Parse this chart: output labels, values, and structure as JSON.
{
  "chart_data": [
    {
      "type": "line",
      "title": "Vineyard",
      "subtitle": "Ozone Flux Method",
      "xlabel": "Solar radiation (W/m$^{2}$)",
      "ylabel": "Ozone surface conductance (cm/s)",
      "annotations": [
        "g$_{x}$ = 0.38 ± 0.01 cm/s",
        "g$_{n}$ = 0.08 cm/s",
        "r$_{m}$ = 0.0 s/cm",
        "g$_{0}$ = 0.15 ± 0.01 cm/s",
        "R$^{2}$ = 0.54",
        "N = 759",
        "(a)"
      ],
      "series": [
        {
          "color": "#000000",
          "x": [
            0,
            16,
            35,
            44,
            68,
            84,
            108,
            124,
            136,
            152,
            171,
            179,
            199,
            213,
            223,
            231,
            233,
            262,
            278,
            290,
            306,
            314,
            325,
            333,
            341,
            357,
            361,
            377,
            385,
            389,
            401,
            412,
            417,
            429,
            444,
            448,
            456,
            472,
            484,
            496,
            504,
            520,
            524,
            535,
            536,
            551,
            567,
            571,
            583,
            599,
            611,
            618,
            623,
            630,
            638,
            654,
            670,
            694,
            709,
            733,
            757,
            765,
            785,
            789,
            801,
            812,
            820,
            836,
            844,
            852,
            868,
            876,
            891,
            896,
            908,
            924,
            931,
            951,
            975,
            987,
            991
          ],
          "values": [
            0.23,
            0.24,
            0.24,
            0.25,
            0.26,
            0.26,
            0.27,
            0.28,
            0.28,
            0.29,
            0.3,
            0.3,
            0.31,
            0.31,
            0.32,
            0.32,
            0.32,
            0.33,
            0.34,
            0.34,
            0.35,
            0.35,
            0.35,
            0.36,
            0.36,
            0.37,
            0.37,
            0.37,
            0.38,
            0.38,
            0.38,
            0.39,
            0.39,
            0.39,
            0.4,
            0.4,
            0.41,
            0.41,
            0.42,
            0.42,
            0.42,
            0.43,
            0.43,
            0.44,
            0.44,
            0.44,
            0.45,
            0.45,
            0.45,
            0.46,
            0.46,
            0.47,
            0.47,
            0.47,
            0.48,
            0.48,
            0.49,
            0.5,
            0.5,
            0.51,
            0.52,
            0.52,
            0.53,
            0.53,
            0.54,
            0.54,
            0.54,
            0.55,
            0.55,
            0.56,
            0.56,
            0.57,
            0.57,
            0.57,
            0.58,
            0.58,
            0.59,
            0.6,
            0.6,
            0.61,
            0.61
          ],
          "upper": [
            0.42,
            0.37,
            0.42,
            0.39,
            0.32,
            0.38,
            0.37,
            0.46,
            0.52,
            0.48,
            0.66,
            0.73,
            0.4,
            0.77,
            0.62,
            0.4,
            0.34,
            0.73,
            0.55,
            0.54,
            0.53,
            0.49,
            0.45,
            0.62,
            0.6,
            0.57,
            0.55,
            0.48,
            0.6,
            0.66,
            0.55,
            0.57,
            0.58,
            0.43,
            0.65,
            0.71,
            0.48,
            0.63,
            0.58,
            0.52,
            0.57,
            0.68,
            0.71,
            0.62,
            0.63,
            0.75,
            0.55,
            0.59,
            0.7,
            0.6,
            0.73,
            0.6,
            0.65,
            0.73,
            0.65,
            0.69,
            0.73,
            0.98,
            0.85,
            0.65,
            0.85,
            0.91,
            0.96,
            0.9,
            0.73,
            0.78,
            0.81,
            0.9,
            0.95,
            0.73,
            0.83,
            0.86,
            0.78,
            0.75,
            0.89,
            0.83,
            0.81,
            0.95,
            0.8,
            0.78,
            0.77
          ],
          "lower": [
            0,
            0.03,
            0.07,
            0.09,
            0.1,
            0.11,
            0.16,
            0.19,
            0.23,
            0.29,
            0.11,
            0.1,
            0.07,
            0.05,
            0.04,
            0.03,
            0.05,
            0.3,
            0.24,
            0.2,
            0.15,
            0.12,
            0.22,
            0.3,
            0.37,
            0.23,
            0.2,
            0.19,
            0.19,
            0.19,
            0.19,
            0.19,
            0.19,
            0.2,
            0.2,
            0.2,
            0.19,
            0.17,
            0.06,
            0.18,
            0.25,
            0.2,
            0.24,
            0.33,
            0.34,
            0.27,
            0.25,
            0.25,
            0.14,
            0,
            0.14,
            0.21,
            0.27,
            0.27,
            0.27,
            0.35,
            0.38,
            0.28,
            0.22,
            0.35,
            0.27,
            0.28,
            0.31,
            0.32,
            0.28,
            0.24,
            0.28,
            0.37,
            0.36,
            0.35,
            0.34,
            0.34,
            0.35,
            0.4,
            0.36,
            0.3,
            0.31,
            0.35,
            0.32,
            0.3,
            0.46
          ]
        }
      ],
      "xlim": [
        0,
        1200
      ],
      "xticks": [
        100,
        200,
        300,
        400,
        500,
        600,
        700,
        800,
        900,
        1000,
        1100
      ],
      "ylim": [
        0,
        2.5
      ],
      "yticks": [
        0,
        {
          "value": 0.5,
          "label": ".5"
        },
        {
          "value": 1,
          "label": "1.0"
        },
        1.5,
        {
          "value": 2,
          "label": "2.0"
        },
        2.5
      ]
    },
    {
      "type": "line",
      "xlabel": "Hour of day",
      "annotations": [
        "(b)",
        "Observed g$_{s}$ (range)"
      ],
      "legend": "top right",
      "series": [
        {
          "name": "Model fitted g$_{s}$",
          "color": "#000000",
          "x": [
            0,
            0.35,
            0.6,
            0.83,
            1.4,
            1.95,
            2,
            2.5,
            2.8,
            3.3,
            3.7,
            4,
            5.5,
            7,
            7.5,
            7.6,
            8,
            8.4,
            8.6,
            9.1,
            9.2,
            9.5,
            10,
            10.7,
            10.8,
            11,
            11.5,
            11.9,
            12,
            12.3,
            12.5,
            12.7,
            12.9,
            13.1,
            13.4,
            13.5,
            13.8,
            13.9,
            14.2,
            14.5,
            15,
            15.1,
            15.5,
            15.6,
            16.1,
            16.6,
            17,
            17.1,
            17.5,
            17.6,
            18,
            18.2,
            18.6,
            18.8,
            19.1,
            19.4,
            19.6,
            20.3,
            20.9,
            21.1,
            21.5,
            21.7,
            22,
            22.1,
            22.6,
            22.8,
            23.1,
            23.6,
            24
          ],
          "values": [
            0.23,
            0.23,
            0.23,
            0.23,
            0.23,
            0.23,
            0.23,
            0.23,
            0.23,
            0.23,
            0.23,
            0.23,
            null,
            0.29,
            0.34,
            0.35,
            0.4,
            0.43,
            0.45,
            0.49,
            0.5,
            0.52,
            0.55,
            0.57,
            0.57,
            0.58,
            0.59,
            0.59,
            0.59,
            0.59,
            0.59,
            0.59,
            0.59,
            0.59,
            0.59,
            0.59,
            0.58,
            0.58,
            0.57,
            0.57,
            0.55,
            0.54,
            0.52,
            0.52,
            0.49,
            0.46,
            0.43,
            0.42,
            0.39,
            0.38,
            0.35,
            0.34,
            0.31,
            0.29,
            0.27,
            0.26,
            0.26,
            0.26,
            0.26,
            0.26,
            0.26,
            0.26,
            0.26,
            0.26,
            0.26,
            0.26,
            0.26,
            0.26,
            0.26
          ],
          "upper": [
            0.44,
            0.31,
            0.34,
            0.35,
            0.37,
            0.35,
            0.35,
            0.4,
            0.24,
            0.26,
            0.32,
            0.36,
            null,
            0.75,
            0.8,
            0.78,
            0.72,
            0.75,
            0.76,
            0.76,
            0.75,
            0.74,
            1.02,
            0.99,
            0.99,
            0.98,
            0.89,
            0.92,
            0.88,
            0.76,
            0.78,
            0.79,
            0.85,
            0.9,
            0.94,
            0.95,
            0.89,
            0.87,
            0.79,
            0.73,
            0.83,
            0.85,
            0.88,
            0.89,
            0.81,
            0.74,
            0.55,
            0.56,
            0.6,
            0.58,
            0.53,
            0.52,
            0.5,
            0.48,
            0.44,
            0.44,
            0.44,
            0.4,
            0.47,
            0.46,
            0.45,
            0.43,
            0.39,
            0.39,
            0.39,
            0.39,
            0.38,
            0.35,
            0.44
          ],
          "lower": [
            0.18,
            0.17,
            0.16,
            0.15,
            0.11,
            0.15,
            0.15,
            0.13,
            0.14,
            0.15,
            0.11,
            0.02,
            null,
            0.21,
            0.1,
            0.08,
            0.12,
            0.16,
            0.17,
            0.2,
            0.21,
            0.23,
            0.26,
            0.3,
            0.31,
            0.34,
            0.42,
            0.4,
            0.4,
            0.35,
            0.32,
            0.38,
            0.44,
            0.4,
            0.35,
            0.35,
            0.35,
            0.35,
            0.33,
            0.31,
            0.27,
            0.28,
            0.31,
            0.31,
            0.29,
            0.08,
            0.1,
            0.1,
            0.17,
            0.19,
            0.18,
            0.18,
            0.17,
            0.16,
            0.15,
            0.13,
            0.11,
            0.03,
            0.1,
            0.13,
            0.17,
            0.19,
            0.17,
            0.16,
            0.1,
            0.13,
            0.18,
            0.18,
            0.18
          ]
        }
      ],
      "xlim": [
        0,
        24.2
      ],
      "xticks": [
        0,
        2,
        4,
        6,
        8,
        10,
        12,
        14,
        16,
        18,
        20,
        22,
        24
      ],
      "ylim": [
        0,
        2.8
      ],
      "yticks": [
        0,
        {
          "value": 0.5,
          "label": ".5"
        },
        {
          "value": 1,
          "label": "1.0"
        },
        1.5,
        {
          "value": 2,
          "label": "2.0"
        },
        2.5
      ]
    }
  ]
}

= = = = = = =

- [Task requirements]
In the entries above, how many lines hold the word "xlabel"? State the number and nothing else.

- [Response for this exercise]
2